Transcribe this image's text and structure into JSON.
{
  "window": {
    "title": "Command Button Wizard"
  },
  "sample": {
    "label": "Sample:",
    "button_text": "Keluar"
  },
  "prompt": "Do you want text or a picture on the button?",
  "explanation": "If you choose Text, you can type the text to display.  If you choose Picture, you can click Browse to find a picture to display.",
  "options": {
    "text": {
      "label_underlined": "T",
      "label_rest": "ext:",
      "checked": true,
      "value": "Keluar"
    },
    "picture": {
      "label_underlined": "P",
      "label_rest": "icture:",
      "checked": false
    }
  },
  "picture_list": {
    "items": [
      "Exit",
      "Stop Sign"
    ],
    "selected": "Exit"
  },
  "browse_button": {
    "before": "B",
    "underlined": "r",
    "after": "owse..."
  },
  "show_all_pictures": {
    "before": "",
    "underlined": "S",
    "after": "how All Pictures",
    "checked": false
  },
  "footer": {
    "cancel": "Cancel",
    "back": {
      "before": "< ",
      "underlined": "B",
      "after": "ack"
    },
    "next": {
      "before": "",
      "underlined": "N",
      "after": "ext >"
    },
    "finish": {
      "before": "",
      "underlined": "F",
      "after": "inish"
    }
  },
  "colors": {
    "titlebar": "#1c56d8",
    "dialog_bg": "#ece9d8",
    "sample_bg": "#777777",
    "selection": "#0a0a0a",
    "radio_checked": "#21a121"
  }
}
- - - - -
**Written request**
Retype the entries one by one, exactly.

**Expected output**
Transcribe this image's text and structure into JSON.
{
  "window": {
    "title": "Command Button Wizard"
  },
  "sample": {
    "label": "Sample:",
    "button_text": "Keluar"
  },
  "prompt": "Do you want text or a picture on the button?",
  "explanation": "If you choose Text, you can type the text to display.  If you choose Picture, you can click Browse to find a picture to display.",
  "options": {
    "text": {
      "label_underlined": "T",
      "label_rest": "ext:",
      "checked": true,
      "value": "Keluar"
    },
    "picture": {
      "label_underlined": "P",
      "label_rest": "icture:",
      "checked": false
    }
  },
  "picture_list": {
    "items": [
      "Exit",
      "Stop Sign"
    ],
    "selected": "Exit"
  },
  "browse_button": {
    "before": "B",
    "underlined": "r",
    "after": "owse..."
  },
  "show_all_pictures": {
    "before": "",
    "underlined": "S",
    "after": "how All Pictures",
    "checked": false
  },
  "footer": {
    "cancel": "Cancel",
    "back": {
      "before": "< ",
      "underlined": "B",
      "after": "ack"
    },
    "next": {
      "before": "",
      "underlined": "N",
      "after": "ext >"
    },
    "finish": {
      "before": "",
      "underlined": "F",
      "after": "inish"
    }
  },
  "colors": {
    "titlebar": "#1c56d8",
    "dialog_bg": "#ece9d8",
    "sample_bg": "#777777",
    "selection": "#0a0a0a",
    "radio_checked": "#21a121"
  }
}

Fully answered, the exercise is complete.